### JOB
Make an exact copy of the entries, and keep any pictures out of it.

### LISTED RECORDS
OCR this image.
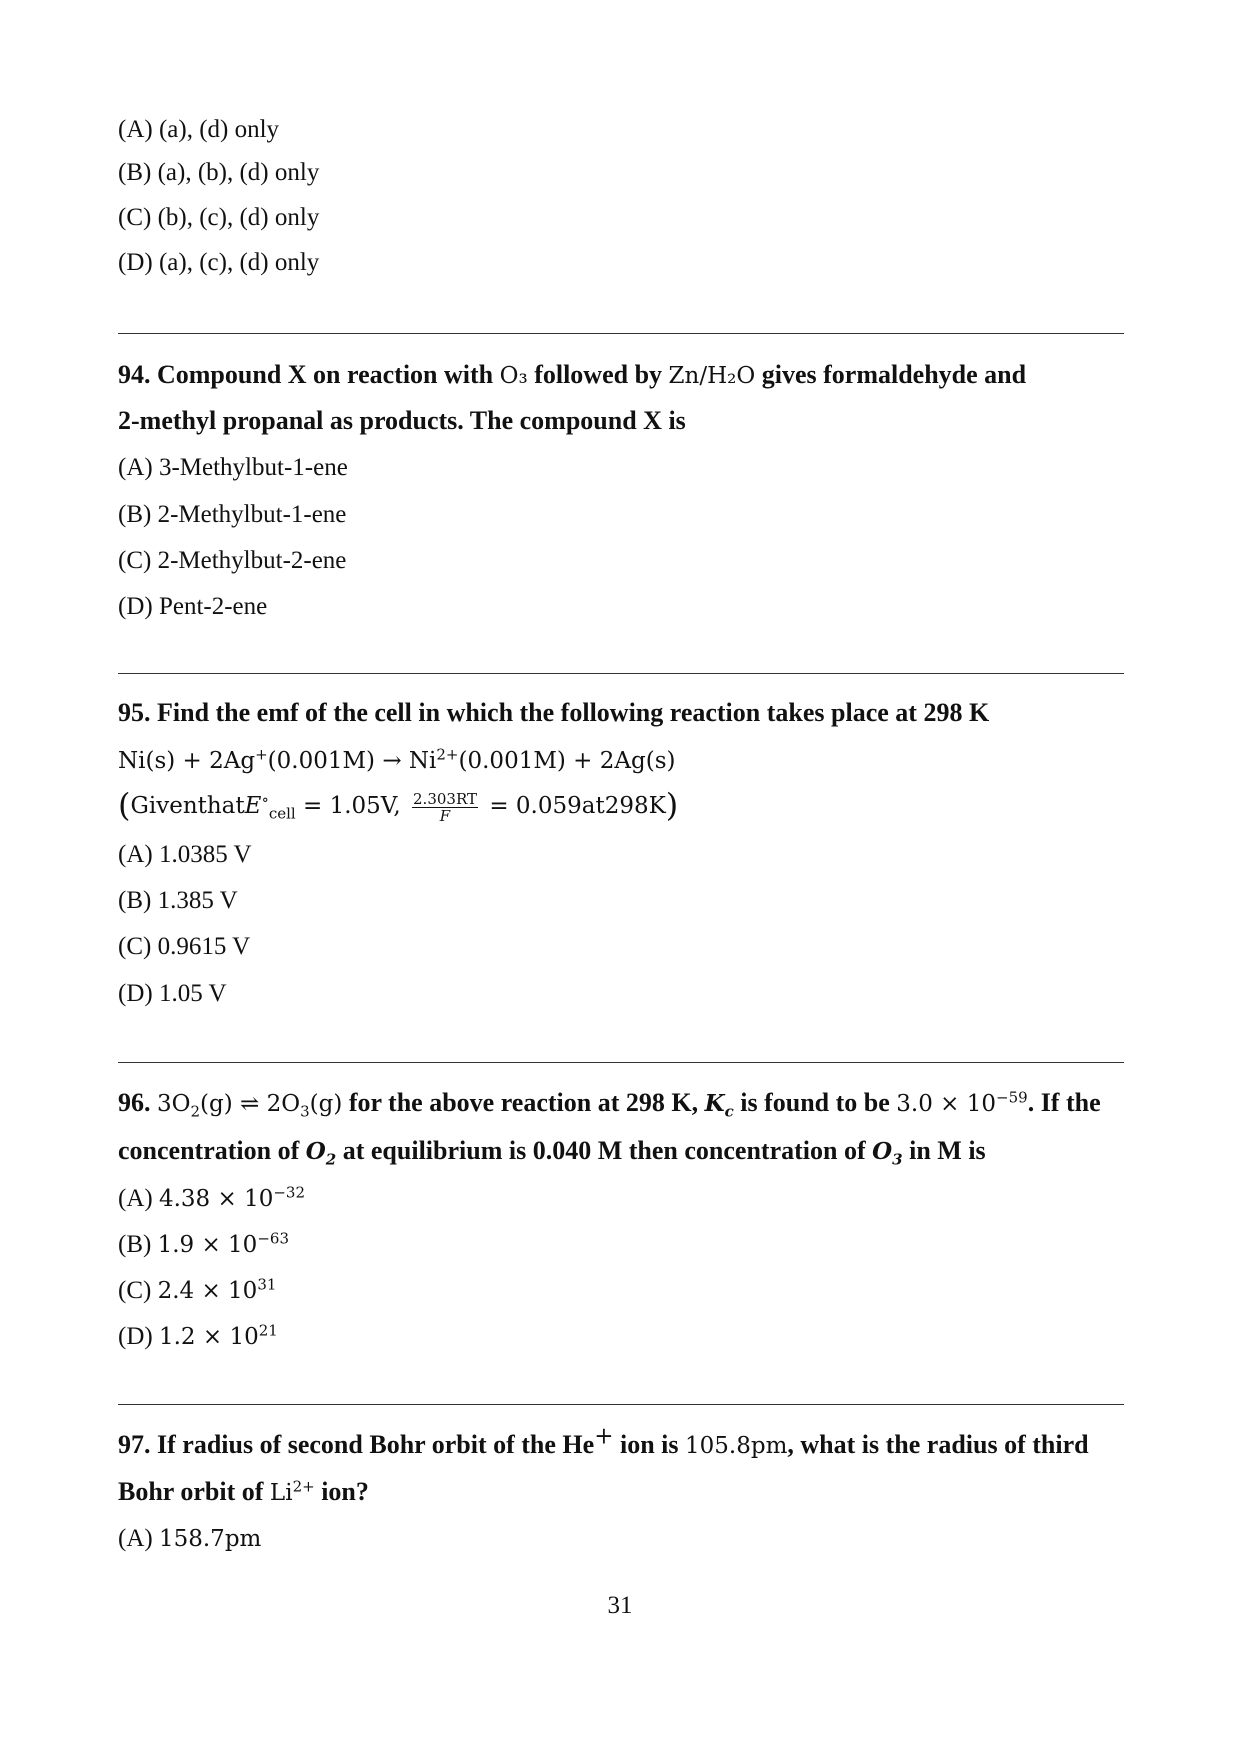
(A) (a), (d) only
(B) (a), (b), (d) only
(C) (b), (c), (d) only
(D) (a), (c), (d) only
94. Compound X on reaction with O₃ followed by Zn/H₂O gives formaldehyde and
2-methyl propanal as products. The compound X is
(A) 3-Methylbut-1-ene
(B) 2-Methylbut-1-ene
(C) 2-Methylbut-2-ene
(D) Pent-2-ene
95. Find the emf of the cell in which the following reaction takes place at 298 K
$Ni(s) + 2Ag^+(0.001M) \to Ni^{2+}(0.001M) + 2Ag(s)$
(GiventhatE∘$_{cell}$ = 1.05V, $\frac{2.303RT}{F} = 0.059at298K$)
(A) 1.0385 V
(B) 1.385 V
(C) 0.9615 V
(D) 1.05 V
96. $3O_2(g)$ ⇌ $2O_3(g)$ for the above reaction at 298 K, $K_c$ is found to be $3.0 \times 10^{-59}$. If the
concentration of $O_2$ at equilibrium is 0.040 M then concentration of $O_3$ in M is
(A) $4.38 \times 10^{-32}$
(B) $1.9 \times 10^{-63}$
(C) $2.4 \times 10^{31}$
(D) $1.2 \times 10^{21}$
97. If radius of second Bohr orbit of the He+ ion is 105.8pm, what is the radius of third
Bohr orbit of $Li^{2+}$ ion?
(A) 158.7pm
31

### COMPLETE ANSWER
OCR this image.
(A) (a), (d) only
(B) (a), (b), (d) only
(C) (b), (c), (d) only
(D) (a), (c), (d) only
94. Compound X on reaction with O₃ followed by Zn/H₂O gives formaldehyde and
2-methyl propanal as products. The compound X is
(A) 3-Methylbut-1-ene
(B) 2-Methylbut-1-ene
(C) 2-Methylbut-2-ene
(D) Pent-2-ene
95. Find the emf of the cell in which the following reaction takes place at 298 K
$Ni(s) + 2Ag^+(0.001M) \to Ni^{2+}(0.001M) + 2Ag(s)$
(GiventhatE∘$_{cell}$ = 1.05V, $\frac{2.303RT}{F} = 0.059at298K$)
(A) 1.0385 V
(B) 1.385 V
(C) 0.9615 V
(D) 1.05 V
96. $3O_2(g)$ ⇌ $2O_3(g)$ for the above reaction at 298 K, $K_c$ is found to be $3.0 \times 10^{-59}$. If the
concentration of $O_2$ at equilibrium is 0.040 M then concentration of $O_3$ in M is
(A) $4.38 \times 10^{-32}$
(B) $1.9 \times 10^{-63}$
(C) $2.4 \times 10^{31}$
(D) $1.2 \times 10^{21}$
97. If radius of second Bohr orbit of the He+ ion is 105.8pm, what is the radius of third
Bohr orbit of $Li^{2+}$ ion?
(A) 158.7pm
31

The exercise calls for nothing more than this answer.